Stated exercise 1 -
Please report every line of the records that contains the string "card", treating case as significant.

Wheatstone's design was resurrected in 1923 by Paget.[7]
In the 1930s,
Bell
Labs developed the
vocoder,
which automatically analyzed speech into its fundamental tone and
resonances. From his work on the vocoder,
Homer Dudley developed a manually keyboard-operated voice
synthesizer called
The
Voder (Voice Demonstrator), which he exhibited at the
1939 New York World's Fair.
The
Pattern playback was built by
Dr. Franklin S. Cooper and his colleagues at
Haskins Laboratories in the late 1940s and completed in 1950. There
were several different versions of this hardware device but only one
currently survives. The machine converts pictures of the acoustic
patterns of speech in the form of a spectrogram back into sound. Using
this device,
Alvin Liberman and colleagues were able to discover acoustic cues
for the perception of
phonetic segments (consonants and vowels).
Dominant systems in the 1980s and 1990s were the MITalk system, based
largely on the work of Dennis Klatt at MIT, and the Bell Labs system;[8]
the latter was one of the first multilingual language-independent
systems, making extensive use of
natural language processing methods.
Early electronic speech synthesizers sounded robotic and were often
barely intelligible. The quality of synthesized speech has steadily
improved, but output from contemporary speech synthesis systems is still
clearly distinguishable from actual human speech.
As the
cost-performance ratio causes speech synthesizers to become cheaper
and more accessible to the people, more people will benefit from the use
of text-to-speech programs.[9]
Electronic devices
The first computer-based speech synthesis systems were created in the
late 1950s. The first general English text-to-speech system was
developed by Noriko Umeda et al. in 1968 at the Electrotechnical
Laboratory, Japan.[10]
In 1961, physicist
John Larry Kelly, Jr and colleague Louis Gerstman[11]
used an
IBM 704 computer to synthesize speech, an event among the most
prominent in the history of
Bell
Labs. Kelly's voice recorder synthesizer (vocoder)
recreated the song "Daisy
Bell", with musical accompaniment from
Max Mathews. Coincidentally,
Arthur C. Clarke was visiting his friend and colleague John Pierce
at the Bell Labs Murray Hill facility. Clarke was so impressed by the
demonstration that he used it in the climactic scene of his screenplay
for his novel
2001: A Space Odyssey,[12]
where the
HAL
9000 computer sings the same song as it is being put to sleep by
astronaut
Dave Bowman.[13]
Despite the success of purely electronic speech synthesis, research is
still being conducted into mechanical speech synthesizers.[14]
Handheld electronics featuring speech synthesis began emerging in
the 1970s. One of the first was the
Telesensory Systems Inc. (TSI) Speech+ portable calculator
for the blind in 1976.[15][16]
Other devices were produced primarily for educational purposes, such as
Speak & Spell, produced by
Texas Instruments in 1978.[17]
Fidelity released a speaking version of its electronic chess computer in
1979.[18]
The first
video game to feature speech synthesis was the 1980
shoot 'em up
arcade game,
Stratovox, from
Sun
Electronics.[19]
Another early example was the arcade version of
Berzerk,
released that same year. The first multi-player
electronic game using voice synthesis was
Milton from
Milton Bradley Company, which produced the device in 1980.
Synthesizer
technologies
The most important qualities of a speech synthesis system are
naturalness and
intelligibility.[citation
needed] Naturalness describes how closely the
output sounds like human speech, while intelligibility is the ease with
which the output is understood. The ideal speech synthesizer is both
natural and intelligible. Speech synthesis systems usually try to
maximize both characteristics.

Stated exercise 2 -
Summarize the passage on the history of speech synthesis in three sentences.

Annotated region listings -

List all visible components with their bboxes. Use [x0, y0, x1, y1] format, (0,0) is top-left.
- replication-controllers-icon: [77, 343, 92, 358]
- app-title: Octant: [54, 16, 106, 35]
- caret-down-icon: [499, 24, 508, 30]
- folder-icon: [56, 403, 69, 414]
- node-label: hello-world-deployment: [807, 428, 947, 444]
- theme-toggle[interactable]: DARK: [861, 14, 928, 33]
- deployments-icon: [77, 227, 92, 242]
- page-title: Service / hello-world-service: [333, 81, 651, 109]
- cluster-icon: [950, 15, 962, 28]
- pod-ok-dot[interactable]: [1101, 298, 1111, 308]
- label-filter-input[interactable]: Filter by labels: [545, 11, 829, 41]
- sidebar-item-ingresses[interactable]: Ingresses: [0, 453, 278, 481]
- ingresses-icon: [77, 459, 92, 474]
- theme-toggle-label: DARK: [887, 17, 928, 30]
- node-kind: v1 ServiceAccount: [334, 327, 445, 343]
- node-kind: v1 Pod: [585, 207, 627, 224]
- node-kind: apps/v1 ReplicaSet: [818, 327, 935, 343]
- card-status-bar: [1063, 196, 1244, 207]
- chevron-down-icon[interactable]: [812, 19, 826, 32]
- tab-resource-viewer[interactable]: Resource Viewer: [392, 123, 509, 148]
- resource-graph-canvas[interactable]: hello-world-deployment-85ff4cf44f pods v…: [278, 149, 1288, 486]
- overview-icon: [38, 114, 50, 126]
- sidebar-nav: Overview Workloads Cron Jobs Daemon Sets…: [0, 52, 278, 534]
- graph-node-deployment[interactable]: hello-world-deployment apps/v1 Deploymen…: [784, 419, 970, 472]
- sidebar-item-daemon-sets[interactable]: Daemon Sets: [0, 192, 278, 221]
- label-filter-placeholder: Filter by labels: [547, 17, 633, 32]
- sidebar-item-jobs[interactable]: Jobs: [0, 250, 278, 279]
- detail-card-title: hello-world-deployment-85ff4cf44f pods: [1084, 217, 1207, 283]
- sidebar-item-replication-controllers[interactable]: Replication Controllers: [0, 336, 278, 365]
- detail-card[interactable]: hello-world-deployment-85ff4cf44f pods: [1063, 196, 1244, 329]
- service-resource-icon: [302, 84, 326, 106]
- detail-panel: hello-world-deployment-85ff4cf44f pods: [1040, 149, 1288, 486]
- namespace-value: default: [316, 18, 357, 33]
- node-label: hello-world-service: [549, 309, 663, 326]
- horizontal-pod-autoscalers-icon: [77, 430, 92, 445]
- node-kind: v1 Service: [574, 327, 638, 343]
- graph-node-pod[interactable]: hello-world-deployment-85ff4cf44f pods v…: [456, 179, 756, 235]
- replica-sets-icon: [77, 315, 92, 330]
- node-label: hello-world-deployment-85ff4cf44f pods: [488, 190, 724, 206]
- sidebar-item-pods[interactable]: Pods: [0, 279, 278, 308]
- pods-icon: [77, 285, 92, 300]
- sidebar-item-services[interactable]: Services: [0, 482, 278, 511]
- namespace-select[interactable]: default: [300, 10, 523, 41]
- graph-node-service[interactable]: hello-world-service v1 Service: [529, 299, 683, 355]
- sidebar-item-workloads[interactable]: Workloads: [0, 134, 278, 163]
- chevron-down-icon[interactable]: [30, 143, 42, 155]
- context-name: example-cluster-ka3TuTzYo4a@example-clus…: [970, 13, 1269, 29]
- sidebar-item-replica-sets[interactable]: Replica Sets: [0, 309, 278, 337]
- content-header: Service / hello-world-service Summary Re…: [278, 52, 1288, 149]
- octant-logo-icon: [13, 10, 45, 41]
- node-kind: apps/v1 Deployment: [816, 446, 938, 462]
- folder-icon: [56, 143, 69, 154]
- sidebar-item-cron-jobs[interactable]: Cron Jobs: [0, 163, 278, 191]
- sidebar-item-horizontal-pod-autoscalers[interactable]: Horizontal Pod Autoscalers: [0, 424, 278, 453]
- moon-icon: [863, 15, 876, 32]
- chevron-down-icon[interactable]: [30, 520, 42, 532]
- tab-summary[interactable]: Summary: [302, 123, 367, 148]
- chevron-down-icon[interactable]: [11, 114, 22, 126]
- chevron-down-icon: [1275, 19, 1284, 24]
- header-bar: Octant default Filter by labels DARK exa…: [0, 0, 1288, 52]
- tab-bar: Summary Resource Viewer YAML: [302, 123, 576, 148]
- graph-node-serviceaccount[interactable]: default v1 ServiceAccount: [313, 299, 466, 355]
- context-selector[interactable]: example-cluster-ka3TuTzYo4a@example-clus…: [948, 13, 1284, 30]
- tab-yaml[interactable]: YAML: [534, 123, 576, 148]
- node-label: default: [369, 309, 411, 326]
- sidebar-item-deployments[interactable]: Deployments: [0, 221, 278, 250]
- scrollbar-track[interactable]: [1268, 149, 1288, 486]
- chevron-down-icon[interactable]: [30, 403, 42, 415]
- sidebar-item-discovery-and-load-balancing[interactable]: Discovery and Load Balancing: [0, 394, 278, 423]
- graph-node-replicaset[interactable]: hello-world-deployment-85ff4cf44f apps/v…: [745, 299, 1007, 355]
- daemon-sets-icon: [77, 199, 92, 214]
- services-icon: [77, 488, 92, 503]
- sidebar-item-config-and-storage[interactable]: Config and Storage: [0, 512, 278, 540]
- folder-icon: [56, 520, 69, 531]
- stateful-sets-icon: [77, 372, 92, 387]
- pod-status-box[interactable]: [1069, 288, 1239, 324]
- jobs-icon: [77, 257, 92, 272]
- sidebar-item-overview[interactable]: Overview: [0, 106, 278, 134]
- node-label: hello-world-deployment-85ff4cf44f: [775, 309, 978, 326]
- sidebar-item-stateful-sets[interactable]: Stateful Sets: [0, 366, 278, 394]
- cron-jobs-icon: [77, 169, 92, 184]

Written response 1 -
- card-status-bar: [1063, 196, 1244, 207]
- detail-card-title: hello-world-deployment-85ff4cf44f pods: [1084, 217, 1207, 283]
- detail-card[interactable]: hello-world-deployment-85ff4cf44f pods: [1063, 196, 1244, 329]

Written response 2 -
Early work on speech synthesis included Bell Labs' vocoder, Homer Dudley's keyboard-operated Voder and the Pattern playback built at Haskins Laboratories. Computer-based systems followed from the late 1950s, including a 1961 demonstration in which an IBM 704 sang "Daisy Bell," and handheld devices and games with synthesized speech appeared from the 1970s. The quality of synthesized speech has steadily improved but is still clearly distinguishable from human speech, and naturalness and intelligibility are the most important qualities of a synthesis system.